AIM:
Transcribe all the entries word for word, omitting any pictures they contain.

Start of DATASET CONTENT

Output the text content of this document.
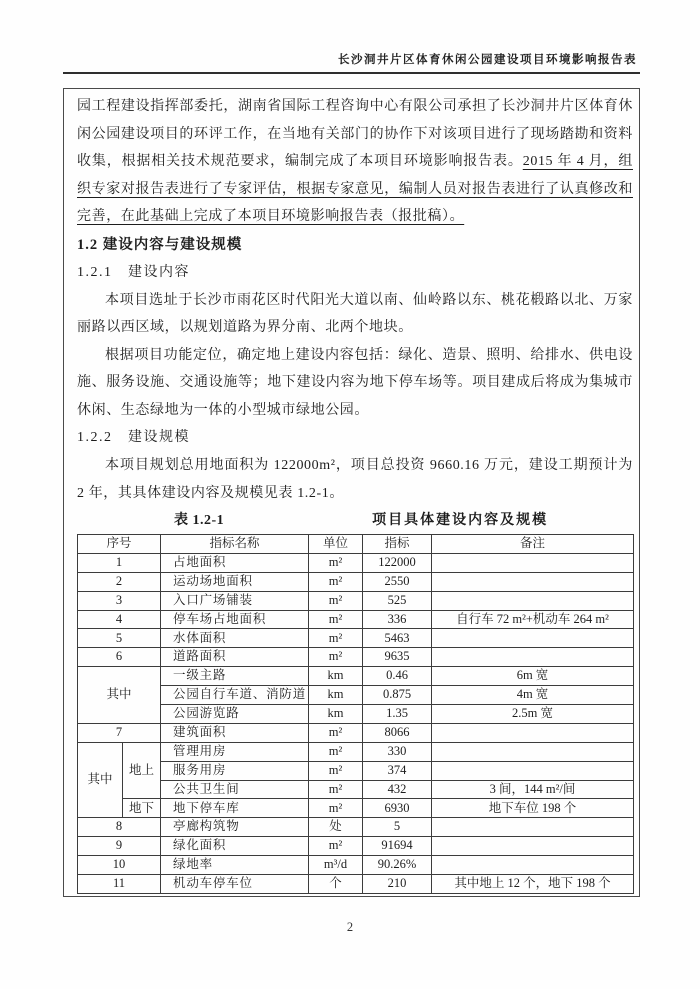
长沙洞井片区体育休闲公园建设项目环境影响报告表

园工程建设指挥部委托，湖南省国际工程咨询中心有限公司承担了长沙洞井片区体育休闲公园建设项目的环评工作，在当地有关部门的协作下对该项目进行了现场踏勘和资料收集，根据相关技术规范要求，编制完成了本项目环境影响报告表。2015 年 4 月，组织专家对报告表进行了专家评估，根据专家意见，编制人员对报告表进行了认真修改和完善，在此基础上完成了本项目环境影响报告表（报批稿）。

1.2 建设内容与建设规模
1.2.1　建设内容

本项目选址于长沙市雨花区时代阳光大道以南、仙岭路以东、桃花椴路以北、万家丽路以西区域，以规划道路为界分南、北两个地块。

根据项目功能定位，确定地上建设内容包括：绿化、造景、照明、给排水、供电设施、服务设施、交通设施等；地下建设内容为地下停车场等。项目建成后将成为集城市休闲、生态绿地为一体的小型城市绿地公园。

1.2.2　建设规模

本项目规划总用地面积为 122000m²，项目总投资 9660.16 万元，建设工期预计为 2 年，其具体建设内容及规模见表 1.2-1。

表 1.2-1	项目具体建设内容及规模
序号		指标名称	单位	指标	备注
1		占地面积	m²	122000	
2		运动场地面积	m²	2550	
3		入口广场铺装	m²	525	
4		停车场占地面积	m²	336	自行车 72 m²+机动车 264 m²
5		水体面积	m²	5463	
6		道路面积	m²	9635	
其中		一级主路	km	0.46	6m 宽
		公园自行车道、消防道	km	0.875	4m 宽
		公园游览路	km	1.35	2.5m 宽
7		建筑面积	m²	8066	
其中	地上	管理用房	m²	330	
		服务用房	m²	374	
		公共卫生间	m²	432	3 间，144 m²/间
	地下	地下停车库	m²	6930	地下车位 198 个
8		亭廊构筑物	处	5	
9		绿化面积	m²	91694	
10		绿地率	m³/d	90.26%	
11		机动车停车位	个	210	其中地上 12 个，地下 198 个
2
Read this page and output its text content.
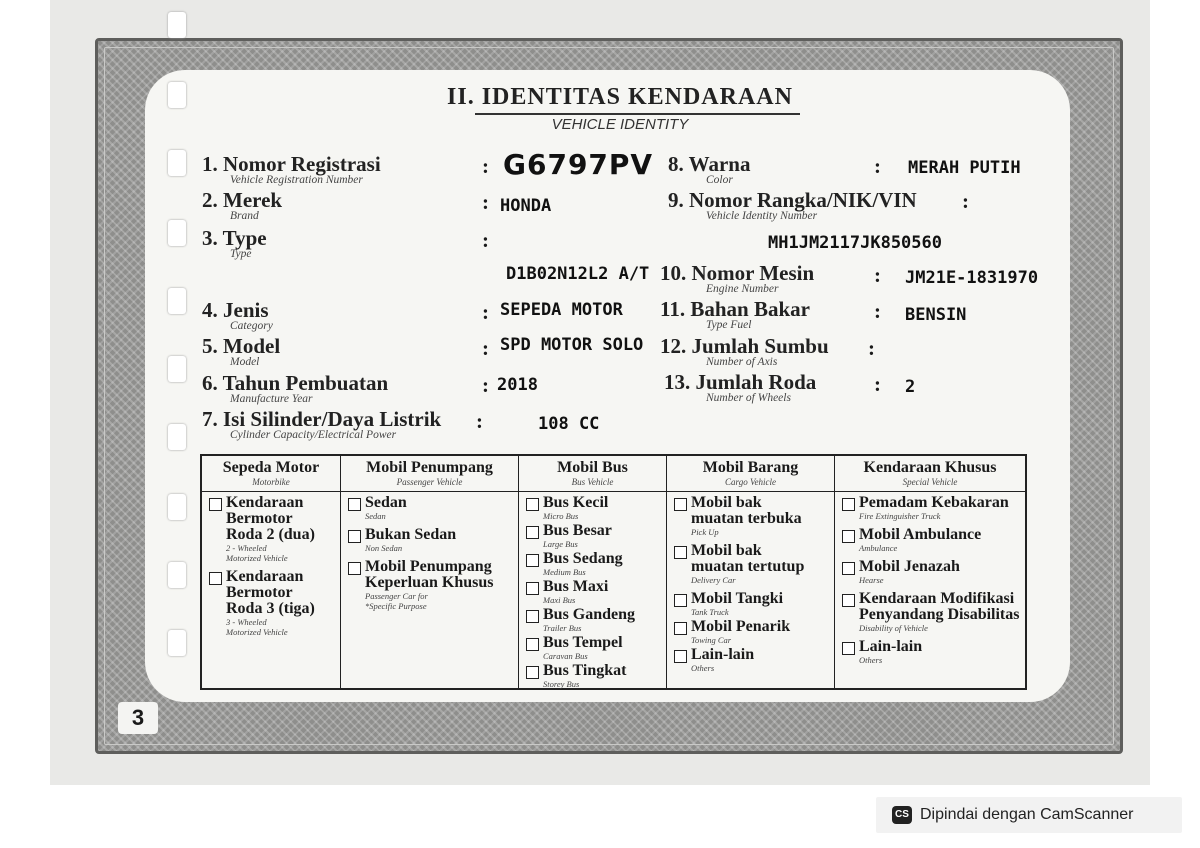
II. IDENTITAS KENDARAAN
VEHICLE IDENTITY
1. Nomor Registrasi
Vehicle Registration Number
: G6797PV
2. Merek
Brand
: HONDA
3. Type
Type
:
D1B02N12L2 A/T
4. Jenis
Category
: SEPEDA MOTOR
5. Model
Model
: SPD MOTOR SOLO
6. Tahun Pembuatan
Manufacture Year
: 2018
7. Isi Silinder/Daya Listrik
Cylinder Capacity/Electrical Power
:	108 CC
8. Warna
Color
: MERAH PUTIH
9. Nomor Rangka/NIK/VIN
Vehicle Identity Number
:
MH1JM2117JK850560
10. Nomor Mesin
Engine Number
: JM21E-1831970
11. Bahan Bakar
Type Fuel
: BENSIN
12. Jumlah Sumbu
Number of Axis
:
13. Jumlah Roda
Number of Wheels
: 2
Sepeda Motor
Motorbike
Kendaraan
Bermotor
Roda 2 (dua)
2 - Wheeled
Motorized Vehicle
Kendaraan
Bermotor
Roda 3 (tiga)
3 - Wheeled
Motorized Vehicle
Mobil Penumpang
Passenger Vehicle
Sedan
Sedan
Bukan Sedan
Non Sedan
Mobil Penumpang
Keperluan Khusus
Passenger Car for
*Specific Purpose
Mobil Bus
Bus Vehicle
Bus Kecil
Micro Bus
Bus Besar
Large Bus
Bus Sedang
Medium Bus
Bus Maxi
Maxi Bus
Bus Gandeng
Trailer Bus
Bus Tempel
Caravan Bus
Bus Tingkat
Storey Bus
Mobil Barang
Cargo Vehicle
Mobil bak
muatan terbuka
Pick Up
Mobil bak
muatan tertutup
Delivery Car
Mobil Tangki
Tank Truck
Mobil Penarik
Towing Car
Lain-lain
Others
Kendaraan Khusus
Special Vehicle
Pemadam Kebakaran
Fire Extinguisher Truck
Mobil Ambulance
Ambulance
Mobil Jenazah
Hearse
Kendaraan Modifikasi
Penyandang Disabilitas
Disability of Vehicle
Lain-lain
Others
3
CS Dipindai dengan CamScanner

End of DATASET CONTENT

THE REPLY:
Output the text content of this document.
长沙洞井片区体育休闲公园建设项目环境影响报告表

园工程建设指挥部委托，湖南省国际工程咨询中心有限公司承担了长沙洞井片区体育休闲公园建设项目的环评工作，在当地有关部门的协作下对该项目进行了现场踏勘和资料收集，根据相关技术规范要求，编制完成了本项目环境影响报告表。2015 年 4 月，组织专家对报告表进行了专家评估，根据专家意见，编制人员对报告表进行了认真修改和完善，在此基础上完成了本项目环境影响报告表（报批稿）。

1.2 建设内容与建设规模
1.2.1　建设内容

本项目选址于长沙市雨花区时代阳光大道以南、仙岭路以东、桃花椴路以北、万家丽路以西区域，以规划道路为界分南、北两个地块。

根据项目功能定位，确定地上建设内容包括：绿化、造景、照明、给排水、供电设施、服务设施、交通设施等；地下建设内容为地下停车场等。项目建成后将成为集城市休闲、生态绿地为一体的小型城市绿地公园。

1.2.2　建设规模

本项目规划总用地面积为 122000m²，项目总投资 9660.16 万元，建设工期预计为 2 年，其具体建设内容及规模见表 1.2-1。

表 1.2-1	项目具体建设内容及规模
序号		指标名称	单位	指标	备注
1		占地面积	m²	122000	
2		运动场地面积	m²	2550	
3		入口广场铺装	m²	525	
4		停车场占地面积	m²	336	自行车 72 m²+机动车 264 m²
5		水体面积	m²	5463	
6		道路面积	m²	9635	
其中		一级主路	km	0.46	6m 宽
		公园自行车道、消防道	km	0.875	4m 宽
		公园游览路	km	1.35	2.5m 宽
7		建筑面积	m²	8066	
其中	地上	管理用房	m²	330	
		服务用房	m²	374	
		公共卫生间	m²	432	3 间，144 m²/间
	地下	地下停车库	m²	6930	地下车位 198 个
8		亭廊构筑物	处	5	
9		绿化面积	m²	91694	
10		绿地率	m³/d	90.26%	
11		机动车停车位	个	210	其中地上 12 个，地下 198 个
2
Read this page and output its text content.
II. IDENTITAS KENDARAAN
VEHICLE IDENTITY
1. Nomor Registrasi
Vehicle Registration Number
: G6797PV
2. Merek
Brand
: HONDA
3. Type
Type
:
D1B02N12L2 A/T
4. Jenis
Category
: SEPEDA MOTOR
5. Model
Model
: SPD MOTOR SOLO
6. Tahun Pembuatan
Manufacture Year
: 2018
7. Isi Silinder/Daya Listrik
Cylinder Capacity/Electrical Power
:	108 CC
8. Warna
Color
: MERAH PUTIH
9. Nomor Rangka/NIK/VIN
Vehicle Identity Number
:
MH1JM2117JK850560
10. Nomor Mesin
Engine Number
: JM21E-1831970
11. Bahan Bakar
Type Fuel
: BENSIN
12. Jumlah Sumbu
Number of Axis
:
13. Jumlah Roda
Number of Wheels
: 2
Sepeda Motor
Motorbike
Kendaraan
Bermotor
Roda 2 (dua)
2 - Wheeled
Motorized Vehicle
Kendaraan
Bermotor
Roda 3 (tiga)
3 - Wheeled
Motorized Vehicle
Mobil Penumpang
Passenger Vehicle
Sedan
Sedan
Bukan Sedan
Non Sedan
Mobil Penumpang
Keperluan Khusus
Passenger Car for
*Specific Purpose
Mobil Bus
Bus Vehicle
Bus Kecil
Micro Bus
Bus Besar
Large Bus
Bus Sedang
Medium Bus
Bus Maxi
Maxi Bus
Bus Gandeng
Trailer Bus
Bus Tempel
Caravan Bus
Bus Tingkat
Storey Bus
Mobil Barang
Cargo Vehicle
Mobil bak
muatan terbuka
Pick Up
Mobil bak
muatan tertutup
Delivery Car
Mobil Tangki
Tank Truck
Mobil Penarik
Towing Car
Lain-lain
Others
Kendaraan Khusus
Special Vehicle
Pemadam Kebakaran
Fire Extinguisher Truck
Mobil Ambulance
Ambulance
Mobil Jenazah
Hearse
Kendaraan Modifikasi
Penyandang Disabilitas
Disability of Vehicle
Lain-lain
Others
3
CS Dipindai dengan CamScanner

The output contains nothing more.